» **EXERCISE GOAL**:
Return the lines below exactly, starting with the line that contains "What text is on this page?" and stopping after the last line.

start LISTED ENTRIES

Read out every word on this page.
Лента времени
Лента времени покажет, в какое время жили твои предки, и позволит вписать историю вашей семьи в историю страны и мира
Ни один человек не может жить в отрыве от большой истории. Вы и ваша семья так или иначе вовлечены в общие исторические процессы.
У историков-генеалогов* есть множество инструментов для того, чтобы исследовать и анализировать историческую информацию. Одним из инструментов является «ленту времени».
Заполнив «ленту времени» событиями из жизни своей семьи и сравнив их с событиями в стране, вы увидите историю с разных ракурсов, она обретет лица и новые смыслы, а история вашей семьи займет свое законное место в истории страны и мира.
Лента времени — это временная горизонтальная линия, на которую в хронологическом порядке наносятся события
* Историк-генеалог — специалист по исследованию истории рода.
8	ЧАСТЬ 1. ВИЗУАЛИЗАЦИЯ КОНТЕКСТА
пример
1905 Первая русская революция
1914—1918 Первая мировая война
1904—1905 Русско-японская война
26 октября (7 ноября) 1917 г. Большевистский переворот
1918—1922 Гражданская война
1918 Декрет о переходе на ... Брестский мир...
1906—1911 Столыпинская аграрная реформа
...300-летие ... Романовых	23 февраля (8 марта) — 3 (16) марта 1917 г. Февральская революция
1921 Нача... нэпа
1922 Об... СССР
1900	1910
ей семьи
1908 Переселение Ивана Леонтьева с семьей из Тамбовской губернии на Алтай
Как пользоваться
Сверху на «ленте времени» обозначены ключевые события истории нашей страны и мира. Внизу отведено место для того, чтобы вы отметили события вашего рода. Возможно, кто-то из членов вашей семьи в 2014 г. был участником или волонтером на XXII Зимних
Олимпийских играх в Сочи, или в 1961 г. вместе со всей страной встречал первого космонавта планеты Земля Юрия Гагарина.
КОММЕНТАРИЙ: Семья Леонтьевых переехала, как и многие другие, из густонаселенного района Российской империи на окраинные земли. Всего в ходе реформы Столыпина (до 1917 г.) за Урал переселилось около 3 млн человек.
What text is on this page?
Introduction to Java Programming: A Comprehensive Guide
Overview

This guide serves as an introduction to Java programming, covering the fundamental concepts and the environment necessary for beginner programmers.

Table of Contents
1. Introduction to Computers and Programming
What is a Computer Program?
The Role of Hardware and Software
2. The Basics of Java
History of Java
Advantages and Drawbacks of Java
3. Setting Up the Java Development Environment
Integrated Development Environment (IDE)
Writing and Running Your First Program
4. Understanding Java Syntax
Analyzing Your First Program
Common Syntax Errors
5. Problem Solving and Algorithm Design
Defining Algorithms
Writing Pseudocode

end LISTED ENTRIES

» **TASK RESULT**:
What text is on this page?
Introduction to Java Programming: A Comprehensive Guide
Overview

This guide serves as an introduction to Java programming, covering the fundamental concepts and the environment necessary for beginner programmers.

Table of Contents
1. Introduction to Computers and Programming
What is a Computer Program?
The Role of Hardware and Software
2. The Basics of Java
History of Java
Advantages and Drawbacks of Java
3. Setting Up the Java Development Environment
Integrated Development Environment (IDE)
Writing and Running Your First Program
4. Understanding Java Syntax
Analyzing Your First Program
Common Syntax Errors
5. Problem Solving and Algorithm Design
Defining Algorithms
Writing Pseudocode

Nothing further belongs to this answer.